_INSTRUCTIONS FOR THE TASK_: Retype all of the data. Every line must match exactly.

_PROVIDED RECORDS_:
● ● ● ● ●
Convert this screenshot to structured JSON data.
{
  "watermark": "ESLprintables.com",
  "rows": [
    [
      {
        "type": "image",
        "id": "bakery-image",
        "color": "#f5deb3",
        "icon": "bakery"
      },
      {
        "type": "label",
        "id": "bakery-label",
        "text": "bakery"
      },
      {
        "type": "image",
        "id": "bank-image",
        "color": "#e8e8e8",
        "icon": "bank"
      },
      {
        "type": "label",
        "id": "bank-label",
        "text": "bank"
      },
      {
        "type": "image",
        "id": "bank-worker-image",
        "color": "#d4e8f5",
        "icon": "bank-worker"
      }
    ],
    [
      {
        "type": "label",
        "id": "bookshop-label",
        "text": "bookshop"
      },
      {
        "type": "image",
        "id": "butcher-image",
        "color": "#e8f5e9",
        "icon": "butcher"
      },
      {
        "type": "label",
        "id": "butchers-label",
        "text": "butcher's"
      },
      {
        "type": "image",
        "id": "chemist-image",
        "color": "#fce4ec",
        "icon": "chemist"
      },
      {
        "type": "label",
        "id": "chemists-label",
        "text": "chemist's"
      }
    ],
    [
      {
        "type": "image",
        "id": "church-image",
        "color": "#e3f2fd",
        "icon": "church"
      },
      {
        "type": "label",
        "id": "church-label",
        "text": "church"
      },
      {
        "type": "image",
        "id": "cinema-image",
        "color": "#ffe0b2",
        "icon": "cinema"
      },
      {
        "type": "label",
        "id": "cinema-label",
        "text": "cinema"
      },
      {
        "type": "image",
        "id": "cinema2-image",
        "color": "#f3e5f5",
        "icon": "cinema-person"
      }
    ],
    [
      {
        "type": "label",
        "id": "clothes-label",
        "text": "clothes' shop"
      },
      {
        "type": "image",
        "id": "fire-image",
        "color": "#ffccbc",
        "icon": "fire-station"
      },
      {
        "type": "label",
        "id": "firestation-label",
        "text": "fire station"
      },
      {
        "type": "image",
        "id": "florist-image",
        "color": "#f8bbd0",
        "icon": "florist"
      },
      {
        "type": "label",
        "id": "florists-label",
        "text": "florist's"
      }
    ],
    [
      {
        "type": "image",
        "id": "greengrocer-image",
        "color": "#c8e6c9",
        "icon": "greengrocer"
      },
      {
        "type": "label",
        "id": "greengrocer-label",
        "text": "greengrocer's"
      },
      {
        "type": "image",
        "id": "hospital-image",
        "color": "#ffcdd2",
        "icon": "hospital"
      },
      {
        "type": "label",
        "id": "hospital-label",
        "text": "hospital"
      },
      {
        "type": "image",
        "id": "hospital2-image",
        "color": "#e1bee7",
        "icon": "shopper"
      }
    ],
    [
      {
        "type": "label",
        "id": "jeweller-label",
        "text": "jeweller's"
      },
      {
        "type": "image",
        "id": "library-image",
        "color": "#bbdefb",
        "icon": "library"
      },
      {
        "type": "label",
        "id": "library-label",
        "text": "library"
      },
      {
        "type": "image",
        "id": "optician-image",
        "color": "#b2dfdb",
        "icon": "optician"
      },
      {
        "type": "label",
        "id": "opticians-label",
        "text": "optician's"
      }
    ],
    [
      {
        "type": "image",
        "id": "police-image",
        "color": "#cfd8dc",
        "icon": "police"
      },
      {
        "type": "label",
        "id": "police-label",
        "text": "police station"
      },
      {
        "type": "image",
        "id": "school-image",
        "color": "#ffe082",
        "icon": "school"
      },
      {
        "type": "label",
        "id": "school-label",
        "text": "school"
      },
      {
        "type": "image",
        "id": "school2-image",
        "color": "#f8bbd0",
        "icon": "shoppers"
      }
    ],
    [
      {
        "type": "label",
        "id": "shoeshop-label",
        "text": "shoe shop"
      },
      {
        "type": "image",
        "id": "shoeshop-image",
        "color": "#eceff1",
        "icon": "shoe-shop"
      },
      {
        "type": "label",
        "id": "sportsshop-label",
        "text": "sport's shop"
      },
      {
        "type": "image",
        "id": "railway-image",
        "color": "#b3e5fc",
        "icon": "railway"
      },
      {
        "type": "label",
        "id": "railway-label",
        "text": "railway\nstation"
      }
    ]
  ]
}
● ● ● ● ●
_SOLUTION FOR THIS TASK_:
Convert this screenshot to structured JSON data.
{
  "watermark": "ESLprintables.com",
  "rows": [
    [
      {
        "type": "image",
        "id": "bakery-image",
        "color": "#f5deb3",
        "icon": "bakery"
      },
      {
        "type": "label",
        "id": "bakery-label",
        "text": "bakery"
      },
      {
        "type": "image",
        "id": "bank-image",
        "color": "#e8e8e8",
        "icon": "bank"
      },
      {
        "type": "label",
        "id": "bank-label",
        "text": "bank"
      },
      {
        "type": "image",
        "id": "bank-worker-image",
        "color": "#d4e8f5",
        "icon": "bank-worker"
      }
    ],
    [
      {
        "type": "label",
        "id": "bookshop-label",
        "text": "bookshop"
      },
      {
        "type": "image",
        "id": "butcher-image",
        "color": "#e8f5e9",
        "icon": "butcher"
      },
      {
        "type": "label",
        "id": "butchers-label",
        "text": "butcher's"
      },
      {
        "type": "image",
        "id": "chemist-image",
        "color": "#fce4ec",
        "icon": "chemist"
      },
      {
        "type": "label",
        "id": "chemists-label",
        "text": "chemist's"
      }
    ],
    [
      {
        "type": "image",
        "id": "church-image",
        "color": "#e3f2fd",
        "icon": "church"
      },
      {
        "type": "label",
        "id": "church-label",
        "text": "church"
      },
      {
        "type": "image",
        "id": "cinema-image",
        "color": "#ffe0b2",
        "icon": "cinema"
      },
      {
        "type": "label",
        "id": "cinema-label",
        "text": "cinema"
      },
      {
        "type": "image",
        "id": "cinema2-image",
        "color": "#f3e5f5",
        "icon": "cinema-person"
      }
    ],
    [
      {
        "type": "label",
        "id": "clothes-label",
        "text": "clothes' shop"
      },
      {
        "type": "image",
        "id": "fire-image",
        "color": "#ffccbc",
        "icon": "fire-station"
      },
      {
        "type": "label",
        "id": "firestation-label",
        "text": "fire station"
      },
      {
        "type": "image",
        "id": "florist-image",
        "color": "#f8bbd0",
        "icon": "florist"
      },
      {
        "type": "label",
        "id": "florists-label",
        "text": "florist's"
      }
    ],
    [
      {
        "type": "image",
        "id": "greengrocer-image",
        "color": "#c8e6c9",
        "icon": "greengrocer"
      },
      {
        "type": "label",
        "id": "greengrocer-label",
        "text": "greengrocer's"
      },
      {
        "type": "image",
        "id": "hospital-image",
        "color": "#ffcdd2",
        "icon": "hospital"
      },
      {
        "type": "label",
        "id": "hospital-label",
        "text": "hospital"
      },
      {
        "type": "image",
        "id": "hospital2-image",
        "color": "#e1bee7",
        "icon": "shopper"
      }
    ],
    [
      {
        "type": "label",
        "id": "jeweller-label",
        "text": "jeweller's"
      },
      {
        "type": "image",
        "id": "library-image",
        "color": "#bbdefb",
        "icon": "library"
      },
      {
        "type": "label",
        "id": "library-label",
        "text": "library"
      },
      {
        "type": "image",
        "id": "optician-image",
        "color": "#b2dfdb",
        "icon": "optician"
      },
      {
        "type": "label",
        "id": "opticians-label",
        "text": "optician's"
      }
    ],
    [
      {
        "type": "image",
        "id": "police-image",
        "color": "#cfd8dc",
        "icon": "police"
      },
      {
        "type": "label",
        "id": "police-label",
        "text": "police station"
      },
      {
        "type": "image",
        "id": "school-image",
        "color": "#ffe082",
        "icon": "school"
      },
      {
        "type": "label",
        "id": "school-label",
        "text": "school"
      },
      {
        "type": "image",
        "id": "school2-image",
        "color": "#f8bbd0",
        "icon": "shoppers"
      }
    ],
    [
      {
        "type": "label",
        "id": "shoeshop-label",
        "text": "shoe shop"
      },
      {
        "type": "image",
        "id": "shoeshop-image",
        "color": "#eceff1",
        "icon": "shoe-shop"
      },
      {
        "type": "label",
        "id": "sportsshop-label",
        "text": "sport's shop"
      },
      {
        "type": "image",
        "id": "railway-image",
        "color": "#b3e5fc",
        "icon": "railway"
      },
      {
        "type": "label",
        "id": "railway-label",
        "text": "railway\nstation"
      }
    ]
  ]
}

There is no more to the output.